Task to carry out
Write out every line of the material as it stands, apart from the pictures.

======== Task material ========

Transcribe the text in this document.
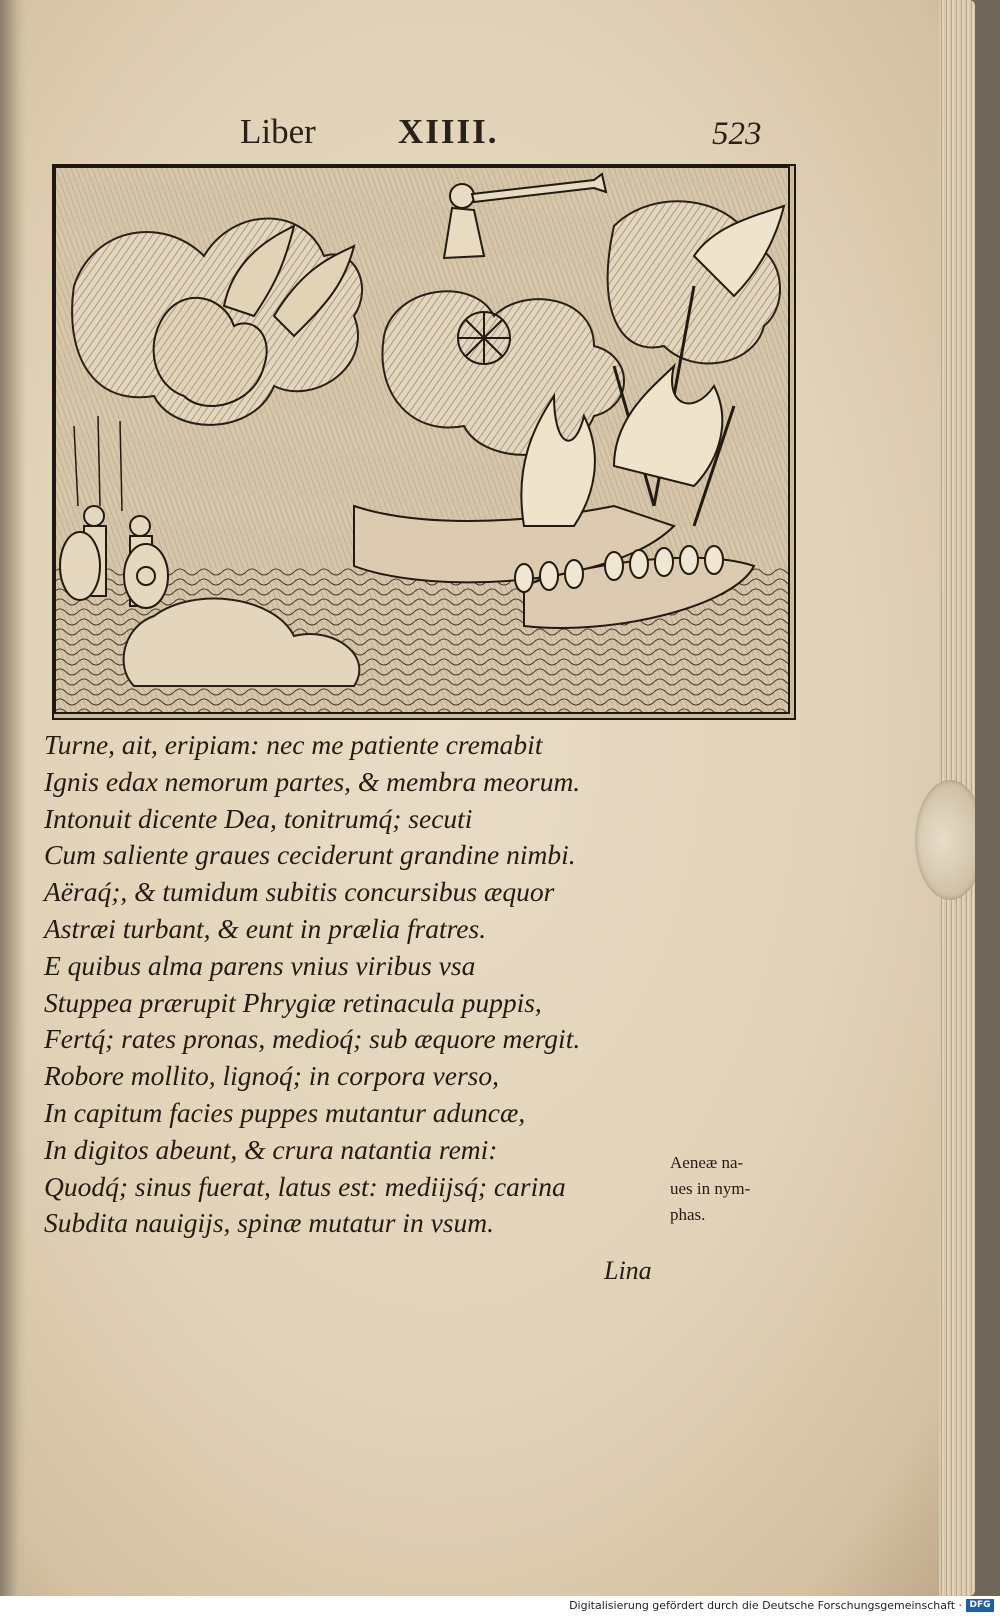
Liber XIIII.	523
Turne, ait, eripiam: nec me patiente cremabit
Ignis edax nemorum partes, & membra meorum.
Intonuit dicente Dea, tonitrumq́; secuti
Cum saliente graues ceciderunt grandine nimbi.
Aëraq́;, & tumidum subitis concursibus æquor
Astræi turbant, & eunt in prælia fratres.
E quibus alma parens vnius viribus vsa
Stuppea prærupit Phrygiæ retinacula puppis,
Fertq́; rates pronas, medioq́; sub æquore mergit.
Robore mollito, lignoq́; in corpora verso,
In capitum facies puppes mutantur aduncæ,
In digitos abeunt, & crura natantia remi:
Quodq́; sinus fuerat, latus est: mediijsq́; carina
Subdita nauigijs, spinæ mutatur in vsum.
Aeneæ na-
ues in nym-
phas.
Lina
Digitalisierung gefördert durch die Deutsche Forschungsgemeinschaft · DFG
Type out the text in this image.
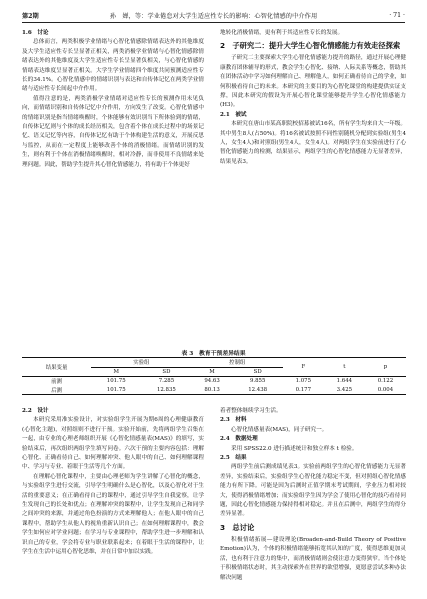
第2期	孙　婵，等：学业倦怠对大学生适应性专长的影响：心智化情感的中介作用	· 71 ·
1.6　讨论

总体而言，两类积极学业情绪与心智化情感除情绪表达外的其他维度及大学生适应性专长呈显著正相关，两类消极学业情绪与心智化情感除情绪表达外的其他维度及大学生适应性专长呈显著负相关，与心智化情感的情绪表达维度呈显著正相关。大学生学业情绪四个维度共同预测适应性专长的34.1%。心智化情感中的情绪识别与表达和自传体记忆在两类学业情绪与适应性专长间起中介作用。

值得注意的是，两类消极学业情绪对适应性专长的预测作用未见负向，而情绪识别和自传体记忆中介作用，方向发生了改变。心智化情感中的情绪识别是指当情绪唤醒时，个体能够有效识别当下所体验到的情绪，自传体记忆则与个体的成长经历相关，包含着个体在成长过程中的场景记忆、语义记忆等内容，自传体记忆有助于个体构建生活的意义，开展反思与监控，从而在一定程度上能够改善个体的消极情绪。而情绪识别的发生，则有利于个体在消极情绪唤醒时，相对冷静，而非使用不良情绪来处理问题。因此，帮助学生提升其心智化情感能力，将有助于个体更好

地转化消极情绪，更有利于其适应性专长的发展。

2　子研究二：提升大学生心智化情感能力有效走径探索

子研究二主要探索大学生心智化情感能力提升的路径，通过开展心理健康教育团体辅导的形式，教会学生心智化、接纳、人际关系等概念，帮助其在团体活动中学习如何理解自己、理解他人，如何正确看待自己的学业，如何积极看待自己的未来。本研究的主要目的为心智化课堂的构建提供实证支撑，因此本研究的假设为开展心智化课堂能够提升学生心智化情感能力(H3)。

2.1　被试

本研究在唐山市某高职院校招募被试16名，所有学生均来自大一年级。其中男生8人(占50%)。将16名被试按照不同性别随机分配到实验组(男生4人，女生4人)和对照组(男生4人，女生4人)。对两组学生在实验前进行了心智化情感能力的检测，结果显示，两组学生的心智化情感能力无显著差异，结果见表3。

表 3　教育干预差异结果
结果变量	实验组		控制组		F	t	p
	M	SD	M	SD			
前测	101.75	7.285	94.63	9.855	1.075	1.644	0.122
后测	101.75	12.835	80.13	12.438	0.177	3.425	0.004
2.2　设计

本研究采用准实验设计，对实验组学生开展为期6周的心理健康教育(心智化主题)，对照组则不进行干预。实验开始前，先将两组学生召集在一起，由专业的心理老师组织开展《心智化情感量表(MAS)》的填写，实验结束后，再次组织两组学生填写问卷。六次干预的主要内容包括：理解心智化、正确看待自己、如何理解冲突、他人眼中的自己、如何理解课程中、学习与专业、着眼于生活等几个方面。

在理解心智化课程中，主要由心理老师为学生讲解了心智化的概念，与实验组学生进行交流，引导学生明确什么是心智化，以及心智化对于生活的重要意义；在正确看待自己的课程中，通过引导学生自我觉察，让学生发现自己的长处和优点；在理解冲突的课程中，让学生发现自己和同学之间冲突的来源，并通过角色扮演的方式来理解他人；在他人眼中的自己课程中，帮助学生从他人的视角重新认识自己；在如何理解课程中，教会学生如何应对学业问题；在学习与专业课程中，帮助学生进一步理解和认识自己的专业，学会将专业与职业联系起来；在着眼于生活的课程中，让学生在生活中运用心智化思维，并在日常中加以实践。

着者整体继续学习生活。

2.3　材料

心智化情感量表(MAS)，同子研究一。

2.4　数据处理

采用 SPSS22.0 进行描述统计和独立样本 t 检验。

2.5　结果

两组学生前后测成绩见表3。实验前两组学生的心智化情感能力无显著差异，实验结束后，实验组学生心智化能力稳定不变，但对照组心智化情感能力有所下降。可能是因为后测时正值学期末考试期间，学业压力相对较大，使得消极情绪增加；而实验组学生因为学会了使用心智化的技巧看待问题，因此心智化情感能力保持得相对稳定。并且在后测中，两组学生的得分差异显著。

3　总讨论

积极情绪拓展—建设理论(Broaden-and-Build Theory of Positive Emotion)认为，个体的积极情绪能够拓宽其认知的广度，使得思维更加灵活，也有利于注意力的集中，而消极情绪则会使注意力变得狭窄。当个体处于积极情绪状态时，其主动探索外在世界的欲望增强，更愿意尝试多种办法解决问题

========

Output of the task
Transcribe the text in this document.
Liber XIIII.	523
Turne, ait, eripiam: nec me patiente cremabit
Ignis edax nemorum partes, & membra meorum.
Intonuit dicente Dea, tonitrumq́; secuti
Cum saliente graues ceciderunt grandine nimbi.
Aëraq́;, & tumidum subitis concursibus æquor
Astræi turbant, & eunt in prælia fratres.
E quibus alma parens vnius viribus vsa
Stuppea prærupit Phrygiæ retinacula puppis,
Fertq́; rates pronas, medioq́; sub æquore mergit.
Robore mollito, lignoq́; in corpora verso,
In capitum facies puppes mutantur aduncæ,
In digitos abeunt, & crura natantia remi:
Quodq́; sinus fuerat, latus est: mediijsq́; carina
Subdita nauigijs, spinæ mutatur in vsum.
Aeneæ na-
ues in nym-
phas.
Lina
Digitalisierung gefördert durch die Deutsche Forschungsgemeinschaft · DFG
Type out the text in this image.
第2期	孙　婵，等：学业倦怠对大学生适应性专长的影响：心智化情感的中介作用	· 71 ·
1.6　讨论

总体而言，两类积极学业情绪与心智化情感除情绪表达外的其他维度及大学生适应性专长呈显著正相关，两类消极学业情绪与心智化情感除情绪表达外的其他维度及大学生适应性专长呈显著负相关，与心智化情感的情绪表达维度呈显著正相关。大学生学业情绪四个维度共同预测适应性专长的34.1%。心智化情感中的情绪识别与表达和自传体记忆在两类学业情绪与适应性专长间起中介作用。

值得注意的是，两类消极学业情绪对适应性专长的预测作用未见负向，而情绪识别和自传体记忆中介作用，方向发生了改变。心智化情感中的情绪识别是指当情绪唤醒时，个体能够有效识别当下所体验到的情绪，自传体记忆则与个体的成长经历相关，包含着个体在成长过程中的场景记忆、语义记忆等内容，自传体记忆有助于个体构建生活的意义，开展反思与监控，从而在一定程度上能够改善个体的消极情绪。而情绪识别的发生，则有利于个体在消极情绪唤醒时，相对冷静，而非使用不良情绪来处理问题。因此，帮助学生提升其心智化情感能力，将有助于个体更好

地转化消极情绪，更有利于其适应性专长的发展。

2　子研究二：提升大学生心智化情感能力有效走径探索

子研究二主要探索大学生心智化情感能力提升的路径，通过开展心理健康教育团体辅导的形式，教会学生心智化、接纳、人际关系等概念，帮助其在团体活动中学习如何理解自己、理解他人，如何正确看待自己的学业，如何积极看待自己的未来。本研究的主要目的为心智化课堂的构建提供实证支撑，因此本研究的假设为开展心智化课堂能够提升学生心智化情感能力(H3)。

2.1　被试

本研究在唐山市某高职院校招募被试16名，所有学生均来自大一年级。其中男生8人(占50%)。将16名被试按照不同性别随机分配到实验组(男生4人，女生4人)和对照组(男生4人，女生4人)。对两组学生在实验前进行了心智化情感能力的检测，结果显示，两组学生的心智化情感能力无显著差异，结果见表3。

表 3　教育干预差异结果
结果变量	实验组		控制组		F	t	p
	M	SD	M	SD			
前测	101.75	7.285	94.63	9.855	1.075	1.644	0.122
后测	101.75	12.835	80.13	12.438	0.177	3.425	0.004
2.2　设计

本研究采用准实验设计，对实验组学生开展为期6周的心理健康教育(心智化主题)，对照组则不进行干预。实验开始前，先将两组学生召集在一起，由专业的心理老师组织开展《心智化情感量表(MAS)》的填写，实验结束后，再次组织两组学生填写问卷。六次干预的主要内容包括：理解心智化、正确看待自己、如何理解冲突、他人眼中的自己、如何理解课程中、学习与专业、着眼于生活等几个方面。

在理解心智化课程中，主要由心理老师为学生讲解了心智化的概念，与实验组学生进行交流，引导学生明确什么是心智化，以及心智化对于生活的重要意义；在正确看待自己的课程中，通过引导学生自我觉察，让学生发现自己的长处和优点；在理解冲突的课程中，让学生发现自己和同学之间冲突的来源，并通过角色扮演的方式来理解他人；在他人眼中的自己课程中，帮助学生从他人的视角重新认识自己；在如何理解课程中，教会学生如何应对学业问题；在学习与专业课程中，帮助学生进一步理解和认识自己的专业，学会将专业与职业联系起来；在着眼于生活的课程中，让学生在生活中运用心智化思维，并在日常中加以实践。

着者整体继续学习生活。

2.3　材料

心智化情感量表(MAS)，同子研究一。

2.4　数据处理

采用 SPSS22.0 进行描述统计和独立样本 t 检验。

2.5　结果

两组学生前后测成绩见表3。实验前两组学生的心智化情感能力无显著差异，实验结束后，实验组学生心智化能力稳定不变，但对照组心智化情感能力有所下降。可能是因为后测时正值学期末考试期间，学业压力相对较大，使得消极情绪增加；而实验组学生因为学会了使用心智化的技巧看待问题，因此心智化情感能力保持得相对稳定。并且在后测中，两组学生的得分差异显著。

3　总讨论

积极情绪拓展—建设理论(Broaden-and-Build Theory of Positive Emotion)认为，个体的积极情绪能够拓宽其认知的广度，使得思维更加灵活，也有利于注意力的集中，而消极情绪则会使注意力变得狭窄。当个体处于积极情绪状态时，其主动探索外在世界的欲望增强，更愿意尝试多种办法解决问题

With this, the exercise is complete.